>> START

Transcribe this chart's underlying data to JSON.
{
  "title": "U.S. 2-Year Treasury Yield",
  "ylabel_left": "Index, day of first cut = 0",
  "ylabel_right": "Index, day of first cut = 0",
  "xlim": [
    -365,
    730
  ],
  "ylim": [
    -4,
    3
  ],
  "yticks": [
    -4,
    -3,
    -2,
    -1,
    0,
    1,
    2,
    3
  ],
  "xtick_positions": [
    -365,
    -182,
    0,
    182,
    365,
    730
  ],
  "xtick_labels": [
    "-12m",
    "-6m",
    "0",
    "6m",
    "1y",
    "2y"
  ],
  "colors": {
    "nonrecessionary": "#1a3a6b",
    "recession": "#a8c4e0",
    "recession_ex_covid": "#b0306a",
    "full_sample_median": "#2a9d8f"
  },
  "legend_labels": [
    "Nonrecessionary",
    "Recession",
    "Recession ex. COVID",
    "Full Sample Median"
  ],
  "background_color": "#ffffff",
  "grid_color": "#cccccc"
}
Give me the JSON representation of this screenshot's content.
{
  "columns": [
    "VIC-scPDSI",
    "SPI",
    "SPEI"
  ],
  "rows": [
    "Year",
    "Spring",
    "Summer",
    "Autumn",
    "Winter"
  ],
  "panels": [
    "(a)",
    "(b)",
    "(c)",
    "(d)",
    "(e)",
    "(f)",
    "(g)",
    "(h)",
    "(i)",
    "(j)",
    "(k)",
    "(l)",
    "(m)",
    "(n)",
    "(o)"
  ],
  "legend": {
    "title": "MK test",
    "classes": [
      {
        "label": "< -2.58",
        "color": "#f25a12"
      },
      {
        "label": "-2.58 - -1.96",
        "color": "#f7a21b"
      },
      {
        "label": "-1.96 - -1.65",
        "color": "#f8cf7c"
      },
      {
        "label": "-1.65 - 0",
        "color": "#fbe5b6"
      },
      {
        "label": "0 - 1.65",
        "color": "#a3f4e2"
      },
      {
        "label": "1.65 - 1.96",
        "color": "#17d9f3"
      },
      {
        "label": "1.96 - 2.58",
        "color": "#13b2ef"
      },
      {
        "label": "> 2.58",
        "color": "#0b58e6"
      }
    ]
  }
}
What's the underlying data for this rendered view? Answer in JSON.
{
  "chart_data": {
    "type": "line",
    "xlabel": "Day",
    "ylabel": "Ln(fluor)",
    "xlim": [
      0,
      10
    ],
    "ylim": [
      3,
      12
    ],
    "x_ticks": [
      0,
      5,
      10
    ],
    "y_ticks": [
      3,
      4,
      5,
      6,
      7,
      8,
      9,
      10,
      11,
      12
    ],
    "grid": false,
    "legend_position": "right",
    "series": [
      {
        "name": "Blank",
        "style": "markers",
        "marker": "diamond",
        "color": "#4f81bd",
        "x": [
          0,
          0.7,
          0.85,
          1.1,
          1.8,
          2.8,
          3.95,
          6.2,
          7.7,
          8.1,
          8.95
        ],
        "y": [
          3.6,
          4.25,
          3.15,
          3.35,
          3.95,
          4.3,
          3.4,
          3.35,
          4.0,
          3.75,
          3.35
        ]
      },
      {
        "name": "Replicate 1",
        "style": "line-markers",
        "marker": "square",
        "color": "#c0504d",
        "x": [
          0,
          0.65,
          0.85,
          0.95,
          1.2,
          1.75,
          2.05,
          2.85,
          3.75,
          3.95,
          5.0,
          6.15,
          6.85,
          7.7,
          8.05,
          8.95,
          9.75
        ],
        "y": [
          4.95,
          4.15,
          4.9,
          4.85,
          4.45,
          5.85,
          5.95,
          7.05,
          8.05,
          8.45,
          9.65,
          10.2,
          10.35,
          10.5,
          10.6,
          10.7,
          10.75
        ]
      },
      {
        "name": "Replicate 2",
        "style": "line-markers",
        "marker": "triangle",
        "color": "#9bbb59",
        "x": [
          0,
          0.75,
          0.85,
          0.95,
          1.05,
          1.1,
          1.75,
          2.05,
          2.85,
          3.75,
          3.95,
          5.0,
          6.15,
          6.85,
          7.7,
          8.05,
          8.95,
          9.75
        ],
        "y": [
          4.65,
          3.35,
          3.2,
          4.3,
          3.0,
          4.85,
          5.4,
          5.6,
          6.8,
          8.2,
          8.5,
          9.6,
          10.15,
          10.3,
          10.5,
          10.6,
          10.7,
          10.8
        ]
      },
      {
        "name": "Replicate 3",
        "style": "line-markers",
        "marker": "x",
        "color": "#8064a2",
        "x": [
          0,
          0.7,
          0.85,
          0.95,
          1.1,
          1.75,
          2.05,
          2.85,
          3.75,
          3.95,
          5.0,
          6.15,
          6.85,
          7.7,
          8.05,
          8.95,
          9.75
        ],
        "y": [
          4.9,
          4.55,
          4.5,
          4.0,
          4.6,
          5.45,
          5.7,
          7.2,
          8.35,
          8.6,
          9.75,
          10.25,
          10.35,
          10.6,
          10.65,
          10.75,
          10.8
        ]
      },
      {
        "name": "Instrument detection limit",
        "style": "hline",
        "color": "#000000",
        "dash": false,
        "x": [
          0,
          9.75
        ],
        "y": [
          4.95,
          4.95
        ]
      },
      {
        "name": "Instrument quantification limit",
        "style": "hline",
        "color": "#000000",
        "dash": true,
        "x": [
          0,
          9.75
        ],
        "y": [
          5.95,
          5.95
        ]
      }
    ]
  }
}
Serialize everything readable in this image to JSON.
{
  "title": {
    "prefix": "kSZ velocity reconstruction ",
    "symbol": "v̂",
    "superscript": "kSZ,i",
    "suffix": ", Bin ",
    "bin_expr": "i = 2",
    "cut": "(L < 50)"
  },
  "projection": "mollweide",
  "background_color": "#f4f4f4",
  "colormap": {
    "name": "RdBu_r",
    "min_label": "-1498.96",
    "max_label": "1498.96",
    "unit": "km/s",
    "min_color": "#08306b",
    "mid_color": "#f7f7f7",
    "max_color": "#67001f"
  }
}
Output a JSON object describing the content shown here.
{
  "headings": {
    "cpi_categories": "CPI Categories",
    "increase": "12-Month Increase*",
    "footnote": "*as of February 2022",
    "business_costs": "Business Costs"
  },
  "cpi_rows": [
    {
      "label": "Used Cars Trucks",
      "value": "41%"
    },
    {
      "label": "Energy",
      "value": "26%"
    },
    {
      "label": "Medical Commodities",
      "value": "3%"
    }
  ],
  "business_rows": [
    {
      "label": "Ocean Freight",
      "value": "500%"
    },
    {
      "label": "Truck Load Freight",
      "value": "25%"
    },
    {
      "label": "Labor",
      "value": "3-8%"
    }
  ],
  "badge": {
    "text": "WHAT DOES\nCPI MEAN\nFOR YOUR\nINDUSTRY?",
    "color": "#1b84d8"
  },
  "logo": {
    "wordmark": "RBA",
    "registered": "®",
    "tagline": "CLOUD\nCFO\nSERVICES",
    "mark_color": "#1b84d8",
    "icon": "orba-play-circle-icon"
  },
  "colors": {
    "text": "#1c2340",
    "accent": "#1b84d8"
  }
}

>> END

Aim: Return only those lines of the records that contain the string "first".

Written response:
  "ylabel_left": "Index, day of first cut = 0",
  "ylabel_right": "Index, day of first cut = 0",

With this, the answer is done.